Stored records:
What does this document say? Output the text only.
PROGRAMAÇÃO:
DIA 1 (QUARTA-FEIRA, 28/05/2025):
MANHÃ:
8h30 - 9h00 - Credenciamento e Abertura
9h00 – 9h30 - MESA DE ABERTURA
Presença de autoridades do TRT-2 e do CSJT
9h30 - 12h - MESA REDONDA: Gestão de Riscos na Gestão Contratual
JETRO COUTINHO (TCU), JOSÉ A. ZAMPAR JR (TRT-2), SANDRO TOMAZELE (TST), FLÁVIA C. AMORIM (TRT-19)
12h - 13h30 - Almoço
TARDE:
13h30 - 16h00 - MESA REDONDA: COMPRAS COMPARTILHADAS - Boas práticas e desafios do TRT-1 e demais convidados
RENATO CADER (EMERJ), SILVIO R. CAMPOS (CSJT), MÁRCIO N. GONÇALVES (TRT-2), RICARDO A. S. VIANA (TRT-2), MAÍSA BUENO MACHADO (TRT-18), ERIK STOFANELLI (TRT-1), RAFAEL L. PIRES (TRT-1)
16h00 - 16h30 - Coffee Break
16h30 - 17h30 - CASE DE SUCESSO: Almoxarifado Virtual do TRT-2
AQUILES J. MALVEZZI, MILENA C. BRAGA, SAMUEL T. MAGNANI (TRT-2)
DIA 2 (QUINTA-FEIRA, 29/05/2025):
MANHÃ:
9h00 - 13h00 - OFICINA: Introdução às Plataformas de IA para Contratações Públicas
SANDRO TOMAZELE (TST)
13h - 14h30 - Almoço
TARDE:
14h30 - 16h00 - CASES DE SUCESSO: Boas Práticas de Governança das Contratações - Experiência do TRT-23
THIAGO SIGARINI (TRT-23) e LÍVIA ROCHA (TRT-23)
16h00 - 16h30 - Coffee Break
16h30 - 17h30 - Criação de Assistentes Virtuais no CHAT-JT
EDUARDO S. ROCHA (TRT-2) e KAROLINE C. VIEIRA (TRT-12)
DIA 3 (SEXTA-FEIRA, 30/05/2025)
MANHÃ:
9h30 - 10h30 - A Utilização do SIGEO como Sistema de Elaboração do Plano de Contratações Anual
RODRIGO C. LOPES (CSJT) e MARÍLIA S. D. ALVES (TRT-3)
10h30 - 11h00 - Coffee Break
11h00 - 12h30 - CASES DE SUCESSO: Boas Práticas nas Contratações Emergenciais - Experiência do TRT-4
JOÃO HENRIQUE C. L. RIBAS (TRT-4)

> [REQUIREMENT] Above are the records; retype every one exactly.

> [ANSWER TO THIS PROBLEM]
What does this document say? Output the text only.
PROGRAMAÇÃO:
DIA 1 (QUARTA-FEIRA, 28/05/2025):
MANHÃ:
8h30 - 9h00 - Credenciamento e Abertura
9h00 – 9h30 - MESA DE ABERTURA
Presença de autoridades do TRT-2 e do CSJT
9h30 - 12h - MESA REDONDA: Gestão de Riscos na Gestão Contratual
JETRO COUTINHO (TCU), JOSÉ A. ZAMPAR JR (TRT-2), SANDRO TOMAZELE (TST), FLÁVIA C. AMORIM (TRT-19)
12h - 13h30 - Almoço
TARDE:
13h30 - 16h00 - MESA REDONDA: COMPRAS COMPARTILHADAS - Boas práticas e desafios do TRT-1 e demais convidados
RENATO CADER (EMERJ), SILVIO R. CAMPOS (CSJT), MÁRCIO N. GONÇALVES (TRT-2), RICARDO A. S. VIANA (TRT-2), MAÍSA BUENO MACHADO (TRT-18), ERIK STOFANELLI (TRT-1), RAFAEL L. PIRES (TRT-1)
16h00 - 16h30 - Coffee Break
16h30 - 17h30 - CASE DE SUCESSO: Almoxarifado Virtual do TRT-2
AQUILES J. MALVEZZI, MILENA C. BRAGA, SAMUEL T. MAGNANI (TRT-2)
DIA 2 (QUINTA-FEIRA, 29/05/2025):
MANHÃ:
9h00 - 13h00 - OFICINA: Introdução às Plataformas de IA para Contratações Públicas
SANDRO TOMAZELE (TST)
13h - 14h30 - Almoço
TARDE:
14h30 - 16h00 - CASES DE SUCESSO: Boas Práticas de Governança das Contratações - Experiência do TRT-23
THIAGO SIGARINI (TRT-23) e LÍVIA ROCHA (TRT-23)
16h00 - 16h30 - Coffee Break
16h30 - 17h30 - Criação de Assistentes Virtuais no CHAT-JT
EDUARDO S. ROCHA (TRT-2) e KAROLINE C. VIEIRA (TRT-12)
DIA 3 (SEXTA-FEIRA, 30/05/2025)
MANHÃ:
9h30 - 10h30 - A Utilização do SIGEO como Sistema de Elaboração do Plano de Contratações Anual
RODRIGO C. LOPES (CSJT) e MARÍLIA S. D. ALVES (TRT-3)
10h30 - 11h00 - Coffee Break
11h00 - 12h30 - CASES DE SUCESSO: Boas Práticas nas Contratações Emergenciais - Experiência do TRT-4
JOÃO HENRIQUE C. L. RIBAS (TRT-4)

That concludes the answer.